How many lines of these entries include the string "その裁判が確定した場合において"? State the number alone.

## Begin Records shown

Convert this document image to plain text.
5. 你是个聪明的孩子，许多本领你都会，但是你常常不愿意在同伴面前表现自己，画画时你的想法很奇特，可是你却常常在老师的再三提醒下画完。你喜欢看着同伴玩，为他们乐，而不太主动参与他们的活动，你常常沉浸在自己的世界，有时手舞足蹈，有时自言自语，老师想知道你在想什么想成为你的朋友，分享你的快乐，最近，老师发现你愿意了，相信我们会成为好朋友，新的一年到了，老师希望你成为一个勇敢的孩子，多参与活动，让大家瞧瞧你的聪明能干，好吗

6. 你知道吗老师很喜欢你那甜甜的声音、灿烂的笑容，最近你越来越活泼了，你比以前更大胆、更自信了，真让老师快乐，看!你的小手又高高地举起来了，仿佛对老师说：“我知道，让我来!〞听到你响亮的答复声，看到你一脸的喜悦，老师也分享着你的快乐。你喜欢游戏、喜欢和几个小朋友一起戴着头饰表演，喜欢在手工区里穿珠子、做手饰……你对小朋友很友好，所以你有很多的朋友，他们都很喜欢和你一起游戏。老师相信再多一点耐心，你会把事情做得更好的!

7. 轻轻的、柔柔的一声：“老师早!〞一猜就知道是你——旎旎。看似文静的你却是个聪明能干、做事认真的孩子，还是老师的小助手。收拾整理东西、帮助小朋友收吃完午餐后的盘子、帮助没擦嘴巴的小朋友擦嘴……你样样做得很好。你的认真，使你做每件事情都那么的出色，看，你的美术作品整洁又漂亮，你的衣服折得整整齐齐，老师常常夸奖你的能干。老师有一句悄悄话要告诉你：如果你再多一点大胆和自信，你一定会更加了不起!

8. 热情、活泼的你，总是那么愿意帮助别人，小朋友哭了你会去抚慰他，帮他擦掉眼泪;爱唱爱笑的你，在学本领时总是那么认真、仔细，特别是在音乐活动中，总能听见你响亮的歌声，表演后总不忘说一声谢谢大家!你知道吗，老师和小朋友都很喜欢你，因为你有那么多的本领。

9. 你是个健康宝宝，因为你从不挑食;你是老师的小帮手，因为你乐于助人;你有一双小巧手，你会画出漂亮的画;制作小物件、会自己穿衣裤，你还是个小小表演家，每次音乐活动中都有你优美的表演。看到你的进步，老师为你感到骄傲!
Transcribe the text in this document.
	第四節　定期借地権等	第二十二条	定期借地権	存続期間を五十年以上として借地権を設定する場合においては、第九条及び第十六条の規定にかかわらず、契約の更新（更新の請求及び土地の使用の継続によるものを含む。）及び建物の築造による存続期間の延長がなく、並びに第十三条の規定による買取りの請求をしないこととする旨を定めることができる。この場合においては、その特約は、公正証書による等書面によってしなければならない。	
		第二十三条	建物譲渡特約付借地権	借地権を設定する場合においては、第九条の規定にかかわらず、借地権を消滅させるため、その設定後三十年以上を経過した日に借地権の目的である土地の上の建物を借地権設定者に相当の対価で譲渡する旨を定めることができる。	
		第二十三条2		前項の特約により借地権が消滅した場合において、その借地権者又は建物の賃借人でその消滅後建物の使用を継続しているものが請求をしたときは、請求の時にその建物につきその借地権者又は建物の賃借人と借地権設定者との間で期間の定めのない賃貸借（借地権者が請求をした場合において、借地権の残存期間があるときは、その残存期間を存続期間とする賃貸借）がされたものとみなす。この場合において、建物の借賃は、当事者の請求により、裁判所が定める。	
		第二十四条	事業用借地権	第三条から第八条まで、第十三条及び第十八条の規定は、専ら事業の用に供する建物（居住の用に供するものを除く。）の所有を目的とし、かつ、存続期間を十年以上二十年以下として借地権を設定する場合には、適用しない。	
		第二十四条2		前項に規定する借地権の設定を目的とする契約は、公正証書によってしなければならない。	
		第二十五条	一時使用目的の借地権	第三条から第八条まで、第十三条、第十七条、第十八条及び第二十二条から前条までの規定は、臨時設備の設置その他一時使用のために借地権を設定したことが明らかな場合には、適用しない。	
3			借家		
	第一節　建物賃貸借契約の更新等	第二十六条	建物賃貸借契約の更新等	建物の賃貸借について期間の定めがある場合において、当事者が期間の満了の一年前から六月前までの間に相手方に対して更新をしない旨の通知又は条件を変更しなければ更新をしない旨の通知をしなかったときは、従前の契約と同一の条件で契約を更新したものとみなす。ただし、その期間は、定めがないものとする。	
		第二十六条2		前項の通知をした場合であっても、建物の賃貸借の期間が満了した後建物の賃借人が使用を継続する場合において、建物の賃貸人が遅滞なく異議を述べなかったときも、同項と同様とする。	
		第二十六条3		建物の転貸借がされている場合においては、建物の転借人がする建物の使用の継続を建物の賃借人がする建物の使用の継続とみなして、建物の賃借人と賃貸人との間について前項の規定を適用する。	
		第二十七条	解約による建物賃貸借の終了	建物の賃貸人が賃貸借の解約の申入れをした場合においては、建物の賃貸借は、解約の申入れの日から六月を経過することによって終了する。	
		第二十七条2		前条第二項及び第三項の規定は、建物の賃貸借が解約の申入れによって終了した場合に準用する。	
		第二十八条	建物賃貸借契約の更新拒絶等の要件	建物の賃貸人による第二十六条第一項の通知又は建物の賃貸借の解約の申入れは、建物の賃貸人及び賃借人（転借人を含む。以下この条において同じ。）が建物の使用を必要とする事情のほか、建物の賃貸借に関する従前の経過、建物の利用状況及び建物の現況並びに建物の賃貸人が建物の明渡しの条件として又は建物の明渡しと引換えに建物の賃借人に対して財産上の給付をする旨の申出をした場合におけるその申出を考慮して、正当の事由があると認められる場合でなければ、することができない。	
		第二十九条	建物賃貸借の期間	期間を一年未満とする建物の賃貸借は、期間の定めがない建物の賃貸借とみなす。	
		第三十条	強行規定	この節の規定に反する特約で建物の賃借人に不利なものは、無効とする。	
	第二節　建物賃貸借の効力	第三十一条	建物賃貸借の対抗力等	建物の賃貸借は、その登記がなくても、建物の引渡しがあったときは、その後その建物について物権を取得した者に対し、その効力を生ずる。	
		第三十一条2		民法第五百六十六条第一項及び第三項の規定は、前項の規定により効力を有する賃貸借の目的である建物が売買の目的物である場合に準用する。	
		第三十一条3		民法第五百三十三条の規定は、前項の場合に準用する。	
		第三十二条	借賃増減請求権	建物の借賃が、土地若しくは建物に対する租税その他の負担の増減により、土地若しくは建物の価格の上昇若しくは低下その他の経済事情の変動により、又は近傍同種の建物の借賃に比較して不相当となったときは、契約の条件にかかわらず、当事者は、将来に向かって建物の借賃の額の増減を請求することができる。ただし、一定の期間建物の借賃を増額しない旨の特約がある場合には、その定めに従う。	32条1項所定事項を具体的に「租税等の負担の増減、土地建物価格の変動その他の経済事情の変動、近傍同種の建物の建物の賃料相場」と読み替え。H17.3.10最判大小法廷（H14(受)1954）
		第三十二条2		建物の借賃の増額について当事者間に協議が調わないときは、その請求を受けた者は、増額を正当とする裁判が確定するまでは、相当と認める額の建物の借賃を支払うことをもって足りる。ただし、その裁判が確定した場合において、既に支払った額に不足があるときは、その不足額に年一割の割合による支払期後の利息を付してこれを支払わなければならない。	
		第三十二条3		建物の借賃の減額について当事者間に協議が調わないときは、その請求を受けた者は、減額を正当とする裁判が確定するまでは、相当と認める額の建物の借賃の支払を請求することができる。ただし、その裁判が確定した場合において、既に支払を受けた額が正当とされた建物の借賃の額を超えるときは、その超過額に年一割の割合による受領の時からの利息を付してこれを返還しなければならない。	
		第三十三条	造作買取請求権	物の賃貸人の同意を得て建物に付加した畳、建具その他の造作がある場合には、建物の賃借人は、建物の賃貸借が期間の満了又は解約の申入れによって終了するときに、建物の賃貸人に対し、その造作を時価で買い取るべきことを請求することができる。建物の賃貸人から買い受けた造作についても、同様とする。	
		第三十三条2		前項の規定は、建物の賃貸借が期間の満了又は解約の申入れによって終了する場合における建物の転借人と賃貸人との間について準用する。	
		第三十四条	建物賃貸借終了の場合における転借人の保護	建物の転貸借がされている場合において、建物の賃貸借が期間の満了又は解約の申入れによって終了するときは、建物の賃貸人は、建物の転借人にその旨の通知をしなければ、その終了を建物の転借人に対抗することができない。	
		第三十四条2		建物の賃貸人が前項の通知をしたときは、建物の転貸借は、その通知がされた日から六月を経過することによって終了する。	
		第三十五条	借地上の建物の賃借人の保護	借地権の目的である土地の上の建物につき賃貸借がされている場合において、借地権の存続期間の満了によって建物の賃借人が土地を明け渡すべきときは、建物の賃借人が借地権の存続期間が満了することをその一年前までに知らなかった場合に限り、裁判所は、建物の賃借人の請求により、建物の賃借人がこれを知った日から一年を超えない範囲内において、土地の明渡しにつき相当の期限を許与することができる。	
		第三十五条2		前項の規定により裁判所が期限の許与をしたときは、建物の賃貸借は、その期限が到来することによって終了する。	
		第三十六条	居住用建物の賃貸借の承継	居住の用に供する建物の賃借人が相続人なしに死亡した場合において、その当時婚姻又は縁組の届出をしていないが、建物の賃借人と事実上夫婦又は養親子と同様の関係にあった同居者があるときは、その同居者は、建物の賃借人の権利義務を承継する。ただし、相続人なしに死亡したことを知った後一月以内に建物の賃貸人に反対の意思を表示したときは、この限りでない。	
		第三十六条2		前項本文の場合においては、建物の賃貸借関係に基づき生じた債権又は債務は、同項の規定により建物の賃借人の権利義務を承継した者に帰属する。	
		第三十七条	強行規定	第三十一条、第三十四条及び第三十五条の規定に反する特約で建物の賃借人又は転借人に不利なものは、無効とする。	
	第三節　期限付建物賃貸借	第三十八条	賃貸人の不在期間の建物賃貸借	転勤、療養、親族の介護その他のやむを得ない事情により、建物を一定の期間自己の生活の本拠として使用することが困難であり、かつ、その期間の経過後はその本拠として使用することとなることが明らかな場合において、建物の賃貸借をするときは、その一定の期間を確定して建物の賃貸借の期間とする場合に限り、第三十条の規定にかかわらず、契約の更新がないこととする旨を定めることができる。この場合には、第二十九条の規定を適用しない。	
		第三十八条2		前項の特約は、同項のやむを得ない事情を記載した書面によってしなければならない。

## End Records shown

The response: 2